What you need to do | Give the number of lines below that contain the word "editor", and nothing else.

----------

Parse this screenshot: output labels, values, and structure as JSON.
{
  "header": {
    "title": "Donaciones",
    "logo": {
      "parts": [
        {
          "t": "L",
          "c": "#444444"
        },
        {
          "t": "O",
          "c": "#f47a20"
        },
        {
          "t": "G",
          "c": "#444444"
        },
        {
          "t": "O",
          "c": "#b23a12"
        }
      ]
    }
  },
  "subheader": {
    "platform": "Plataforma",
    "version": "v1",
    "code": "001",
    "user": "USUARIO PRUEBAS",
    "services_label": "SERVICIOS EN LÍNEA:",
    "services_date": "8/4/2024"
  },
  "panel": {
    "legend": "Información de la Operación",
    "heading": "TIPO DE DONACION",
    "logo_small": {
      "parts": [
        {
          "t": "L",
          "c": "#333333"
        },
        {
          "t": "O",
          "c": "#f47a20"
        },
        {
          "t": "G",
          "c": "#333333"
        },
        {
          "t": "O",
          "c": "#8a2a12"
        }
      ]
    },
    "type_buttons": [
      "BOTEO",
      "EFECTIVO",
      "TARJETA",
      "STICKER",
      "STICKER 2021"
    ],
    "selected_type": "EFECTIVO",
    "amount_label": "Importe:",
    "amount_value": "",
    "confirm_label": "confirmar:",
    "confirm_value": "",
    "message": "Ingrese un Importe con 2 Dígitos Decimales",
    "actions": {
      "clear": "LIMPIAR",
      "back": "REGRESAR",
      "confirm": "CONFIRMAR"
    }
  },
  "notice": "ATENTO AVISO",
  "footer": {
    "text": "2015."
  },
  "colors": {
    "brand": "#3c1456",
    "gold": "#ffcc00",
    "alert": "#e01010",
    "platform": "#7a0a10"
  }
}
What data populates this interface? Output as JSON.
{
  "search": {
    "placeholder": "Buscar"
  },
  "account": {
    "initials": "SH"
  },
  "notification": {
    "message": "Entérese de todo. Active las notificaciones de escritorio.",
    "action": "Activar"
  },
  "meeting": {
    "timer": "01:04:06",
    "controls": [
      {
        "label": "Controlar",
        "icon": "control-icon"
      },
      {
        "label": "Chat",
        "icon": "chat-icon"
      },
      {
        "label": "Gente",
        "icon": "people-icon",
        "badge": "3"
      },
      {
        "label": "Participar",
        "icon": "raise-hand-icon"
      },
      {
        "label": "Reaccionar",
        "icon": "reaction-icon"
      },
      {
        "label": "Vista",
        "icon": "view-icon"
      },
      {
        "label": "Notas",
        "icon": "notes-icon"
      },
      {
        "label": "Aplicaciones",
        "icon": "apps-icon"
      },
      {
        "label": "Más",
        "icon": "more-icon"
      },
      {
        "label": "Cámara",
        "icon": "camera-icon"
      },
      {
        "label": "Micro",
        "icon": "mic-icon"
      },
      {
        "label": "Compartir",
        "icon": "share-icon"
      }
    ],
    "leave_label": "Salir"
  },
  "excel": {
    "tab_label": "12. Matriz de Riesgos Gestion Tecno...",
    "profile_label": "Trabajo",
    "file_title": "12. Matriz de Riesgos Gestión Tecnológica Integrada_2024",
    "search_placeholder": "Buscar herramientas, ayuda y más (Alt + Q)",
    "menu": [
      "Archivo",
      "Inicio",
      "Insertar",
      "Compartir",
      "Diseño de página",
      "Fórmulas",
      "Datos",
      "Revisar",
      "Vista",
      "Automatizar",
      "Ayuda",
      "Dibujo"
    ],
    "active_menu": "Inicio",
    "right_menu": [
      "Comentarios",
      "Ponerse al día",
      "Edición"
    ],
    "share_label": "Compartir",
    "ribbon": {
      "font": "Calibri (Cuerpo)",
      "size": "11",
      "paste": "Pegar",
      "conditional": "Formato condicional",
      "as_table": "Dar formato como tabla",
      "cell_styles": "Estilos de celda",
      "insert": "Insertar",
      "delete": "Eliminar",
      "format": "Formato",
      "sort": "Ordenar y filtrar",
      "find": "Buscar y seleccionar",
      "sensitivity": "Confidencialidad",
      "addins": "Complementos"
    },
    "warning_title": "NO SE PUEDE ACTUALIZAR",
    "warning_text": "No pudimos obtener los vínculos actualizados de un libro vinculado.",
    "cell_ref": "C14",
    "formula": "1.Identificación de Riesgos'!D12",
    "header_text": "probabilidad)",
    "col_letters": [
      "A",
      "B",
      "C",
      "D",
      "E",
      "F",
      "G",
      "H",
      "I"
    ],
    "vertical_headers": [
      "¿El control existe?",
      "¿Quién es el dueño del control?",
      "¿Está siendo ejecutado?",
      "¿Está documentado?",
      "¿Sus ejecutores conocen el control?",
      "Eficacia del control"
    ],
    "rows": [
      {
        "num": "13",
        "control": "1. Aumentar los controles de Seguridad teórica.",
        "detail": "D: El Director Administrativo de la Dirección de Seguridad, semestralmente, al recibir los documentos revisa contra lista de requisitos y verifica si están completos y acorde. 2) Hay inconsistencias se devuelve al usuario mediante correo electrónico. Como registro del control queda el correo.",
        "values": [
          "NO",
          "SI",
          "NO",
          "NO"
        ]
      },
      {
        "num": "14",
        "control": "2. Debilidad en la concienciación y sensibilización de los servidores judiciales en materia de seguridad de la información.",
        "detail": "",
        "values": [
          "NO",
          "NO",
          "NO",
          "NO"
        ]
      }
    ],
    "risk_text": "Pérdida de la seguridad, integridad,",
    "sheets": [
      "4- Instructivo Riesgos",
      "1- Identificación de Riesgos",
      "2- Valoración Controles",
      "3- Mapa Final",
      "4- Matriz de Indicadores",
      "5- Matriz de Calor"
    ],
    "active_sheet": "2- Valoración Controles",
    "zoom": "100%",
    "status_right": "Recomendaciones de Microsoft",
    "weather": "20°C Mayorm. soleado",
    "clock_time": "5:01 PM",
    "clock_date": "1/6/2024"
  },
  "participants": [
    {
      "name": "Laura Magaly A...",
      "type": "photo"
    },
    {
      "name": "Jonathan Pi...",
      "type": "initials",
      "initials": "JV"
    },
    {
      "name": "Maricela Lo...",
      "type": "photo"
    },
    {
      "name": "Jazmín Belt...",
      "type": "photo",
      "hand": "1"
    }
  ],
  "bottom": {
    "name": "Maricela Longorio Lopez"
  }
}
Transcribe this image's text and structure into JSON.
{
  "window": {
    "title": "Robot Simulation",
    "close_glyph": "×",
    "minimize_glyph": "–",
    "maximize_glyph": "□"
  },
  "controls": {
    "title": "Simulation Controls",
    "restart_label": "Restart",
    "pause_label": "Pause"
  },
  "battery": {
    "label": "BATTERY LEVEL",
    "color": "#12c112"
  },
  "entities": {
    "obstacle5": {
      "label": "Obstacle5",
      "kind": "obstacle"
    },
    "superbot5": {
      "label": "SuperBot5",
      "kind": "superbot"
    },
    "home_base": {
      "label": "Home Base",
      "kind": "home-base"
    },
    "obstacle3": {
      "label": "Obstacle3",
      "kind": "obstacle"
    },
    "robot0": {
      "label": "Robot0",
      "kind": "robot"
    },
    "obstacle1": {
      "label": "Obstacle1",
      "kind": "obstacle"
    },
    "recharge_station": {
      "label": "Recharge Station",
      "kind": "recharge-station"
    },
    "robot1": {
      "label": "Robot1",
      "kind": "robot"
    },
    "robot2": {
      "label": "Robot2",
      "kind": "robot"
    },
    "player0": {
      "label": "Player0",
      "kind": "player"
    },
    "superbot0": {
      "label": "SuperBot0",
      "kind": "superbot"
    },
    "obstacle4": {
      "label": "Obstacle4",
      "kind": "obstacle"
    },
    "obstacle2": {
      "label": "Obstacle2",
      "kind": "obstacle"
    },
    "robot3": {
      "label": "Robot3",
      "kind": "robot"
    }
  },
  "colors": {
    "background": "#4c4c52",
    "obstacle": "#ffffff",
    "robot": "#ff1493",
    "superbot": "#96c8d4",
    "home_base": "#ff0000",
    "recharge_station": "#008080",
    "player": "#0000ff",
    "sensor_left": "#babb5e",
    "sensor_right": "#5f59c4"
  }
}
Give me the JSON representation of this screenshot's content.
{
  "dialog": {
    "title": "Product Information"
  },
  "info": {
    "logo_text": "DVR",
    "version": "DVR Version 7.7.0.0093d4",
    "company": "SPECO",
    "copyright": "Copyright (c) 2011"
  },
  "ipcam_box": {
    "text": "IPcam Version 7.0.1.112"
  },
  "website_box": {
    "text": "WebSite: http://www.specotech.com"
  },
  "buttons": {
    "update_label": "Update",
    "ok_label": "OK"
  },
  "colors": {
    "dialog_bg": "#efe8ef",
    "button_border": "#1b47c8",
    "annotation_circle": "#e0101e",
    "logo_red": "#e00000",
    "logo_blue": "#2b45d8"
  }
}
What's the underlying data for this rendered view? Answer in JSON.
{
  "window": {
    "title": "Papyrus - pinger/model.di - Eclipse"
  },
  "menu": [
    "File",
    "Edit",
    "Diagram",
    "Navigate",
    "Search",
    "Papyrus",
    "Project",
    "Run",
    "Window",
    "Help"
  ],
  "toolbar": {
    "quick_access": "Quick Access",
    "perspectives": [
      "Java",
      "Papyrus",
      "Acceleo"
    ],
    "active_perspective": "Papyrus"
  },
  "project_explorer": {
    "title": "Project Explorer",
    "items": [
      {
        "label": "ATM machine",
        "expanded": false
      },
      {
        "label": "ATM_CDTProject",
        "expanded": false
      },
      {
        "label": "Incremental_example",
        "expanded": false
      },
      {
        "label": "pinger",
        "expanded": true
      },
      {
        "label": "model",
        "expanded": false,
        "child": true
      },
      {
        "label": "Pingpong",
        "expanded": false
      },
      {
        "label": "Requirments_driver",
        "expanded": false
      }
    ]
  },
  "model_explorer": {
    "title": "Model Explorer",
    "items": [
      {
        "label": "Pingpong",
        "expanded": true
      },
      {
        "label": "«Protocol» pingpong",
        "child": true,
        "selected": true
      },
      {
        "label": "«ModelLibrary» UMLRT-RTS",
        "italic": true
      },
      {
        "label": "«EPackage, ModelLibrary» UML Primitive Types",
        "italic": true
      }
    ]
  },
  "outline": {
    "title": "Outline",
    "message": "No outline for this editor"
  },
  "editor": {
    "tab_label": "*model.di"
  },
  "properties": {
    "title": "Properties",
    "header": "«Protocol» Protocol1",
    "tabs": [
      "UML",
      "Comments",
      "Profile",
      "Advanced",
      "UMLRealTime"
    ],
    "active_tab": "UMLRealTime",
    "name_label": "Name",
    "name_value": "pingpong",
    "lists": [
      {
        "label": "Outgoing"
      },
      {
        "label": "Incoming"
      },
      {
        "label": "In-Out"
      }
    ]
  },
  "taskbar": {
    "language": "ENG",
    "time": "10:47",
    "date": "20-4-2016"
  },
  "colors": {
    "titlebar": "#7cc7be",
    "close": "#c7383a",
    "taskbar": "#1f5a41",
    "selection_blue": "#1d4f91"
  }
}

----------

Task result | 2